▸ ACTION ITEM:
Can you update the counter-power text from "Consequently, counter-power works" up to and including "place, assuming freedom." so that "established order" stands in place of "status quo"?

Courageous Acts of Counter-Power

During this past week’s class discussion, we focused on communication, power and counter-power, and what these affordances make possible within society.

Manuel Castell, in Communication, Power and Counter-power in the Network Society states, “throughout history communication and information have been fundamental sources of power and counter-power, of domination and social change […] the fundamental battle being fought in society is the battle over the minds of the people” (Castell, 238).

Consequently, counter-power works to fight against social norms and create new networks or frameworks within society. These actions work to change the system in place, contest current power structures, and undermine their credibility in the hopes of “disrupting the domination” and creating an opening for discussion. Throughout history there have been many notable individuals that have displayed courageous amounts of counter-power. For example, Rosa Parks refusing to move to the back of the bus, the unidentified individual who stood up against a column of army of tanks in Tiananmen Square in 1989, Lt. Ehren Watada who refused to be deployed to Iraq because he didn’t feel the American Invasion was right, and many more besides! These individuals acted deliberately in defiance of the status quo, acting against the dominating power structure in place, assuming freedom.

(Dataset entries)
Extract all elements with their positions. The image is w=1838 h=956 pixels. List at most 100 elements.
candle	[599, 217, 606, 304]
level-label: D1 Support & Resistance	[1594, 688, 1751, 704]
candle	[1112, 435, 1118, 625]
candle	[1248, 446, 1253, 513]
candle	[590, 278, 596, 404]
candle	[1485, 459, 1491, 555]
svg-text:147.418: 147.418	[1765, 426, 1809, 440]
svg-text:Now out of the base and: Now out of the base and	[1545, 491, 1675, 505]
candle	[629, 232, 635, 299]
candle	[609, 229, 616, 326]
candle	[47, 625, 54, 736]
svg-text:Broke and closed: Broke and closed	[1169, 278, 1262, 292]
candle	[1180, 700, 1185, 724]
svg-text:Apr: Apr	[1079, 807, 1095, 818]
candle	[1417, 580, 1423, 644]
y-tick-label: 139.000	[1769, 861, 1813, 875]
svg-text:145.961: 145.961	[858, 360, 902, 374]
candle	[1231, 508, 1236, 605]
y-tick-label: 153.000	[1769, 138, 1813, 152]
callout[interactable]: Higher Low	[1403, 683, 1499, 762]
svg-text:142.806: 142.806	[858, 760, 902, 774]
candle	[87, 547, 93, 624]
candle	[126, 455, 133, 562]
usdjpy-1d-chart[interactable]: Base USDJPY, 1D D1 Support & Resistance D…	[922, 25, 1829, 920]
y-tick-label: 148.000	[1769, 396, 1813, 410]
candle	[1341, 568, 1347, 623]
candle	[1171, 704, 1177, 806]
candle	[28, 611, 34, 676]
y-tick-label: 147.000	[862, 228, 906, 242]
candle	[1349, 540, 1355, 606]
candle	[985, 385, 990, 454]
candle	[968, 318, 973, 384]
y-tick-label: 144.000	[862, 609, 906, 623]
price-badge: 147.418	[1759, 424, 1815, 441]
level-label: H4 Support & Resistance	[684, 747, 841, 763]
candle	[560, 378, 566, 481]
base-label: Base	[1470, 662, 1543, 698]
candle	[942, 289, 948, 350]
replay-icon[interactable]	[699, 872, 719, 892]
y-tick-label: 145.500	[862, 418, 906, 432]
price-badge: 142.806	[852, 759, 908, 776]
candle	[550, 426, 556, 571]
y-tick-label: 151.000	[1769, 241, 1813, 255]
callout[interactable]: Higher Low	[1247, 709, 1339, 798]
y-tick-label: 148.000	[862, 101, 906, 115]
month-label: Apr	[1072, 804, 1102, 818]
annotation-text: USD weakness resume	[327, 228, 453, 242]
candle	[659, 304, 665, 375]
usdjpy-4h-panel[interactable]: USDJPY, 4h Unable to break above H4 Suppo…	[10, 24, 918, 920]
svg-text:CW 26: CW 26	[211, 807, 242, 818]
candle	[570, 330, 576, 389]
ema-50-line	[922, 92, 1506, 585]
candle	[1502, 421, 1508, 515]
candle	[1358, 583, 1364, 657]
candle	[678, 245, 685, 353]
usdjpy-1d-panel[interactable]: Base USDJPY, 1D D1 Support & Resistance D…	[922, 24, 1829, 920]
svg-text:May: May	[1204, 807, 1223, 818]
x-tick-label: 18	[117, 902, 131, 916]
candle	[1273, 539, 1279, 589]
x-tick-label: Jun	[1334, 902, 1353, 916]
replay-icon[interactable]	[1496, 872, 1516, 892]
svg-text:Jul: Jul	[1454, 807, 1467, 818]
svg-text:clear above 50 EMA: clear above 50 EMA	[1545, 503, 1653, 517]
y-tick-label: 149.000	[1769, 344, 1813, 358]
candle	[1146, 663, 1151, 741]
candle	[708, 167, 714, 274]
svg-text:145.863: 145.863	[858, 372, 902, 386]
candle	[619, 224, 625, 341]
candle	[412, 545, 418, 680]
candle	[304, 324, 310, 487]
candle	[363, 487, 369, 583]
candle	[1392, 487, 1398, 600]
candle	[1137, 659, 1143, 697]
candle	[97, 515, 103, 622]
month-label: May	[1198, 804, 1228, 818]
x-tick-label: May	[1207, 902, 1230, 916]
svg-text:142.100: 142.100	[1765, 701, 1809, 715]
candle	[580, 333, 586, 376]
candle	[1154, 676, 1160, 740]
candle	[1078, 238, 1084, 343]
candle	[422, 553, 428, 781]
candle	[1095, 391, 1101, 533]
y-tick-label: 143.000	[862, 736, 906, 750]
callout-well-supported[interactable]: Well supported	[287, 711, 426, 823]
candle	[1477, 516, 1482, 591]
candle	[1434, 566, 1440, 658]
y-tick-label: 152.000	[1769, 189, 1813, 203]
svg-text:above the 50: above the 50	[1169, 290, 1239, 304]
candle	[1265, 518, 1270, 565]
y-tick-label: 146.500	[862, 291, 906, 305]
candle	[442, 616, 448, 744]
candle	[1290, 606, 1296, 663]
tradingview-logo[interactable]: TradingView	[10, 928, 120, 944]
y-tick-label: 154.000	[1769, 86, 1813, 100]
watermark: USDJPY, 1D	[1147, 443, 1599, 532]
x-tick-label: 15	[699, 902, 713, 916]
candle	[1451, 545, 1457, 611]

▸ TASK OUTPUT:
Consequently, counter-power works to fight against social norms and create new networks or frameworks within society. These actions work to change the system in place, contest current power structures, and undermine their credibility in the hopes of “disrupting the domination” and creating an opening for discussion. Throughout history there have been many notable individuals that have displayed courageous amounts of counter-power. For example, Rosa Parks refusing to move to the back of the bus, the unidentified individual who stood up against a column of army of tanks in Tiananmen Square in 1989, Lt. Ehren Watada who refused to be deployed to Iraq because he didn’t feel the American Invasion was right, and many more besides! These individuals acted deliberately in defiance of the established order, acting against the dominating power structure in place, assuming freedom.